-- Start --
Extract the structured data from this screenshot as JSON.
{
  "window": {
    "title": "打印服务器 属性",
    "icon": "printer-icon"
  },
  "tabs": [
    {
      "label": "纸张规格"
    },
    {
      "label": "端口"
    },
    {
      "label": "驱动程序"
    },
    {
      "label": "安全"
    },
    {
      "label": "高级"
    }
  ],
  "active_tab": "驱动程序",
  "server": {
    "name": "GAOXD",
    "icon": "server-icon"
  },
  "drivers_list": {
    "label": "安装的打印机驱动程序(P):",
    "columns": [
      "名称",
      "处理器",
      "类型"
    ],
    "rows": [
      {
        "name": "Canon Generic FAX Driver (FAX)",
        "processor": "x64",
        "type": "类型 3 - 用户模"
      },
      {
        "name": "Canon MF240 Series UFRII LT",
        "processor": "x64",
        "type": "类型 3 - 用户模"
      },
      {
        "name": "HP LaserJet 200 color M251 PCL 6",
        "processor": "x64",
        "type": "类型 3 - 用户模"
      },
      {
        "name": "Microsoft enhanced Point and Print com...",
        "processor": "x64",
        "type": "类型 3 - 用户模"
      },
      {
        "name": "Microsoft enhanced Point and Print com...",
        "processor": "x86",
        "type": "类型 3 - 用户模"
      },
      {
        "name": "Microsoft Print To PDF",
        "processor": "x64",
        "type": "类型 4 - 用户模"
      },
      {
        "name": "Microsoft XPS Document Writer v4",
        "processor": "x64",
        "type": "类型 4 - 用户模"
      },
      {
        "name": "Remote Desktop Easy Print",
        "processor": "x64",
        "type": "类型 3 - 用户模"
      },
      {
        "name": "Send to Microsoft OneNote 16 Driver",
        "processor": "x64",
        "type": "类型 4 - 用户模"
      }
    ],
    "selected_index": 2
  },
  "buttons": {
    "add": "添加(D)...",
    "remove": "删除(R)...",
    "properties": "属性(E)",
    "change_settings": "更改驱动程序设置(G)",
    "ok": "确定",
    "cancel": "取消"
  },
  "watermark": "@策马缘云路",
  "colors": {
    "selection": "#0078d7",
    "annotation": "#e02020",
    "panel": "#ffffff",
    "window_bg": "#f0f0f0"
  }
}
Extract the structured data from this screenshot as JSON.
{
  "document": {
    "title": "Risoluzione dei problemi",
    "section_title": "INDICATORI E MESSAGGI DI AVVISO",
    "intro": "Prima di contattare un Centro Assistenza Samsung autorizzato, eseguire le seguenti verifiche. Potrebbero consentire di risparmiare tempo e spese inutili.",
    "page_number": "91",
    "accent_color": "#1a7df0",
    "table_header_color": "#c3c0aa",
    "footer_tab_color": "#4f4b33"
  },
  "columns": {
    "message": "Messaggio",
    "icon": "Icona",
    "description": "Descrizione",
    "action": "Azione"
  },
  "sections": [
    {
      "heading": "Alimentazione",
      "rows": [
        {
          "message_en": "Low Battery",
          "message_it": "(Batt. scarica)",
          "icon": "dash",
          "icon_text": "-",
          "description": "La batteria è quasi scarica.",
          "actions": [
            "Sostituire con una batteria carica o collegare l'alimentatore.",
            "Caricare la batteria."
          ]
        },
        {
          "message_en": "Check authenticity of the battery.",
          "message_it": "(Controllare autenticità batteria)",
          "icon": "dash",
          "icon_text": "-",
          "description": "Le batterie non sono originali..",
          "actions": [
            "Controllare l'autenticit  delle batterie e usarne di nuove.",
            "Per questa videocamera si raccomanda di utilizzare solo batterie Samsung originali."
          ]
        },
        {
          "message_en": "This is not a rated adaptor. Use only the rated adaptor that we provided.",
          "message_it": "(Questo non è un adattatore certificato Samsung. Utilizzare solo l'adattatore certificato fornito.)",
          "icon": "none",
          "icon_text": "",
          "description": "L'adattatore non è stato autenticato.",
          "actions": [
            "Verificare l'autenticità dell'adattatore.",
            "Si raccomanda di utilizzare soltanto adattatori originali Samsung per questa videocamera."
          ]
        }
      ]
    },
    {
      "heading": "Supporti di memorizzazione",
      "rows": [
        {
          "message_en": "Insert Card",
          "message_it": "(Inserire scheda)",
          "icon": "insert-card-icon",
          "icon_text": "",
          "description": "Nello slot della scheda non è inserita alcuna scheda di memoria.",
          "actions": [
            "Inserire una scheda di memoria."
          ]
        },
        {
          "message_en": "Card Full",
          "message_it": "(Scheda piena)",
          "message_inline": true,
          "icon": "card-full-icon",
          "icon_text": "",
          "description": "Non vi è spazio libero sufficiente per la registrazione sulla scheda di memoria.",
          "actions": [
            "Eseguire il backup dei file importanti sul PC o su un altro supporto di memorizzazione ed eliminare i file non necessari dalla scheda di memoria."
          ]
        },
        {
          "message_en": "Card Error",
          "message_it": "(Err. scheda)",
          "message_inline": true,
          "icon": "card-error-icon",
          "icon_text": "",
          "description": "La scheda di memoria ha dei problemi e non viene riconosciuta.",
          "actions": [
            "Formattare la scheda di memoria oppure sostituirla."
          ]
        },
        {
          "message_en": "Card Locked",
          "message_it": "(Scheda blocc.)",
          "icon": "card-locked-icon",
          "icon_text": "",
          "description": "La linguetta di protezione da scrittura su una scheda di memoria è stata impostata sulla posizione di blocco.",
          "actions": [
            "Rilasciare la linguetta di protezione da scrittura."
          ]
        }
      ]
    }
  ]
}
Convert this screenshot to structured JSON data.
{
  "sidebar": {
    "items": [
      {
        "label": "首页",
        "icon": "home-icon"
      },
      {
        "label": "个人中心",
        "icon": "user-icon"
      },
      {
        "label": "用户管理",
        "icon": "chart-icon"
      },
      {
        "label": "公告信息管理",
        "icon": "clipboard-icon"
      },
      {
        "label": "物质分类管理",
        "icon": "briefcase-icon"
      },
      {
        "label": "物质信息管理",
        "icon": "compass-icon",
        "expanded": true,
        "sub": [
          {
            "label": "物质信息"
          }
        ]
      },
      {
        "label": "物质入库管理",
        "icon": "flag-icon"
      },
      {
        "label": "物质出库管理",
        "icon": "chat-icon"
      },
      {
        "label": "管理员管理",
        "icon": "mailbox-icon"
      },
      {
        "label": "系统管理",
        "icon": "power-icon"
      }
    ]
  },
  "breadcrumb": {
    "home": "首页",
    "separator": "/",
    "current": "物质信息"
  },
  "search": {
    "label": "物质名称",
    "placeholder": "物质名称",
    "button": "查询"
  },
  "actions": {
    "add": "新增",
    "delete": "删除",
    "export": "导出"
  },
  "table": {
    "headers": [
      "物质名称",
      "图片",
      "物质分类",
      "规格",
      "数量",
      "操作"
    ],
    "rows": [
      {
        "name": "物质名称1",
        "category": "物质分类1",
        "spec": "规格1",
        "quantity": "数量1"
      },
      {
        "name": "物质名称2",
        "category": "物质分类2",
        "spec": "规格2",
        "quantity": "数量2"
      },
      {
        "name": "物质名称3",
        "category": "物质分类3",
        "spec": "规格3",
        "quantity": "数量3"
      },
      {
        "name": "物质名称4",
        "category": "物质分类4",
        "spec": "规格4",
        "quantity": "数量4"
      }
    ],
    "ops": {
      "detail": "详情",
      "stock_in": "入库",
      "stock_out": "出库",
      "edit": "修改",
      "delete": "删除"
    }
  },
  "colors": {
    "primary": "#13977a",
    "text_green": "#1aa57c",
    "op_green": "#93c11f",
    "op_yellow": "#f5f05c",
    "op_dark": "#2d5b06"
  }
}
-- End --
● EXERCISE INSTRUCTIONS
Among the entries above, how many lines include the word "solo"? Give the number with no comment.

● ANSWER BELOW
2